Sort through the data and copy the lines holding the word "Ионовой".

── ENTRIES SHOWN

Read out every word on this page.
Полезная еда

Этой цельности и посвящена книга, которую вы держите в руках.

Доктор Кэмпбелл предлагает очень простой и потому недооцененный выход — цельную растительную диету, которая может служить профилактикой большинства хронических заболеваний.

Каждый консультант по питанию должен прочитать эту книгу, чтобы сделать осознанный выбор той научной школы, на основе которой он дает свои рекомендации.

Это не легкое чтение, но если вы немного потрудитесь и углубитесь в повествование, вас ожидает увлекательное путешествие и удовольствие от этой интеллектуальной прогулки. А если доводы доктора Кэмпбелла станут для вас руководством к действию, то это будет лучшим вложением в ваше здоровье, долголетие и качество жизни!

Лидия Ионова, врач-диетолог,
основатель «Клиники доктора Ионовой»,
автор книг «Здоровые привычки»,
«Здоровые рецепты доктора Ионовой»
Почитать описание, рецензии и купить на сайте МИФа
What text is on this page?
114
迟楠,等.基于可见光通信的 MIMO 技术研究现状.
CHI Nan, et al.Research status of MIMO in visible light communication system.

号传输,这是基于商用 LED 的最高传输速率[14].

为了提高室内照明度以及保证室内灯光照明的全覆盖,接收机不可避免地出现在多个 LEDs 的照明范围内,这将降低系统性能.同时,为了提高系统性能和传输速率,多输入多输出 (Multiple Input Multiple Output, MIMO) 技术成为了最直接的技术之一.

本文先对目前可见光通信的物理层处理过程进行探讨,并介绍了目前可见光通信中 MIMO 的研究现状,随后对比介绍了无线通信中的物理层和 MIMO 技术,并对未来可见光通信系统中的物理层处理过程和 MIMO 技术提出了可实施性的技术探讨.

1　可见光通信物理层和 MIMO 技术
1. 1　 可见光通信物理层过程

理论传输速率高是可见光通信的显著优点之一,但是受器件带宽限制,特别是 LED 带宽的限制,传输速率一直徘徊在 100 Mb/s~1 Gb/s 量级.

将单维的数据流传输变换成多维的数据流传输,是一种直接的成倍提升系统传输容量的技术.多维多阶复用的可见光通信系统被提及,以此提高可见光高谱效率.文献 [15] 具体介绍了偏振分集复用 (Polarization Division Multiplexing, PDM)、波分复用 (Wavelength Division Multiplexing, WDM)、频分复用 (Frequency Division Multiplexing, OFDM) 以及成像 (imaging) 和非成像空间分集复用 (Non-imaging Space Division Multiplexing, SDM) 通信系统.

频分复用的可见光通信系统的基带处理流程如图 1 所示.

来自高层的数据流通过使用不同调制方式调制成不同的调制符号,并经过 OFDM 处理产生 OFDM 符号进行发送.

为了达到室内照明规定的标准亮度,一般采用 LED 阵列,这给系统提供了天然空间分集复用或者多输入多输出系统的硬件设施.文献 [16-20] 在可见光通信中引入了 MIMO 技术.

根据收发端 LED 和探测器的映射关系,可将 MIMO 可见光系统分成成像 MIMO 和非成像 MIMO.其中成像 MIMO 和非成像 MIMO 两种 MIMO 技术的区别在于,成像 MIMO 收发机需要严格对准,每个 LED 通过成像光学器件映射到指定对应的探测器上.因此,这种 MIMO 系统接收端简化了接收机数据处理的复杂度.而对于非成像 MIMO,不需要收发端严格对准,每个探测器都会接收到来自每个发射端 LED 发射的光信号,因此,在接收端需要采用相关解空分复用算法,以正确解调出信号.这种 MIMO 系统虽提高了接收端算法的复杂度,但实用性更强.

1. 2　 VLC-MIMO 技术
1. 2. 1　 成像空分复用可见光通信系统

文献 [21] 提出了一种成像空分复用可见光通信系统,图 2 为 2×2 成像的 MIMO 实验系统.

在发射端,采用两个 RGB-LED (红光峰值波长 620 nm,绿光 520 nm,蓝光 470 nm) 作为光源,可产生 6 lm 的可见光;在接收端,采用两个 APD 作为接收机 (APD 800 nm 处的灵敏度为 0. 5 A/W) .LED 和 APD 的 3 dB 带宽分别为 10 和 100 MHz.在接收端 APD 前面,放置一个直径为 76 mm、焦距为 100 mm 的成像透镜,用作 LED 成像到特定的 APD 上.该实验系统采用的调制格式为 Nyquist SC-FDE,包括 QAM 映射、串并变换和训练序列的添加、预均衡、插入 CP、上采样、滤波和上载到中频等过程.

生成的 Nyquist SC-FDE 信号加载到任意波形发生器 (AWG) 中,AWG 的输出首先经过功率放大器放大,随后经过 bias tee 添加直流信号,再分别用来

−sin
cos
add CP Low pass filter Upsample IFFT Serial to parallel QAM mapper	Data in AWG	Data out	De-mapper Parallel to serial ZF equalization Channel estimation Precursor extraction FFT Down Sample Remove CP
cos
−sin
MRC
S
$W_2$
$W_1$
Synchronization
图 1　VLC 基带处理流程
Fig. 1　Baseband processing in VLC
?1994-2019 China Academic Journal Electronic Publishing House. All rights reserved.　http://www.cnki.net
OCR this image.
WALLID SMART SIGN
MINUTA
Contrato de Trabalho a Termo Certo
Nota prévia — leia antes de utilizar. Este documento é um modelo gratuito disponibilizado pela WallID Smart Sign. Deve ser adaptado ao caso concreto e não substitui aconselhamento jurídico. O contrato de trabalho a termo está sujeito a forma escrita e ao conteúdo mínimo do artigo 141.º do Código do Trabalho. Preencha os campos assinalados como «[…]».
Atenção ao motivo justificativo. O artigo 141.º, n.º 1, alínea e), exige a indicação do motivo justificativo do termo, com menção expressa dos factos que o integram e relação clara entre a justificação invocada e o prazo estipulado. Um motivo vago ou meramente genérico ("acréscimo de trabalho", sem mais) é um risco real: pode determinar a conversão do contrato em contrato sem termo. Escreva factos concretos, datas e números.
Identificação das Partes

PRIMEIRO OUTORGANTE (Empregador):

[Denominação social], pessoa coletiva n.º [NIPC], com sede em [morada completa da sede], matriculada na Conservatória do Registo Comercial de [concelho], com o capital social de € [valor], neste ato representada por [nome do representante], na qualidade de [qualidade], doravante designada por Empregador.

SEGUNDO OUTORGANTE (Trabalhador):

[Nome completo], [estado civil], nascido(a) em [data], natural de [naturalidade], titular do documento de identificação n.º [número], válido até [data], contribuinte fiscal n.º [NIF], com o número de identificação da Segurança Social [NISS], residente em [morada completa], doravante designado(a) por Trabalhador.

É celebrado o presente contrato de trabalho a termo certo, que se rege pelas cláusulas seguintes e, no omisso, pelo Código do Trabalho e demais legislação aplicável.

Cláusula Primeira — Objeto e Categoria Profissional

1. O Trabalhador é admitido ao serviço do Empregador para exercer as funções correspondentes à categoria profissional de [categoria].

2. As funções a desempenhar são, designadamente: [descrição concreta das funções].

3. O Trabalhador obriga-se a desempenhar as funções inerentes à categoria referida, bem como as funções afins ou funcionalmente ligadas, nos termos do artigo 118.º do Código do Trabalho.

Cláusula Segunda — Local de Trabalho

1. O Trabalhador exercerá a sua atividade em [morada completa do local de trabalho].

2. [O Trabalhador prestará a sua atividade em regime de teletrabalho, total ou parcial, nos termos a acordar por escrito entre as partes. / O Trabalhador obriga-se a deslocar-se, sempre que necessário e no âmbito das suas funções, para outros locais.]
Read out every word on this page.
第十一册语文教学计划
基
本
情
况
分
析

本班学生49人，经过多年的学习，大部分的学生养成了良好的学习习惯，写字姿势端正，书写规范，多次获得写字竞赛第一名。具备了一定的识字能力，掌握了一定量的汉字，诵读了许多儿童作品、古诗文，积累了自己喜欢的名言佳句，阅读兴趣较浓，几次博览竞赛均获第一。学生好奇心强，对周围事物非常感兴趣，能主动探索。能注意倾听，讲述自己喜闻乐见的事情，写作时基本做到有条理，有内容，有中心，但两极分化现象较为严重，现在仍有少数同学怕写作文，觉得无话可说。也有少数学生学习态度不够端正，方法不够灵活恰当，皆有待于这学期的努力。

────

» TASK OUTPUT:
основатель «Клиники доктора Ионовой»,
«Здоровые рецепты доктора Ионовой»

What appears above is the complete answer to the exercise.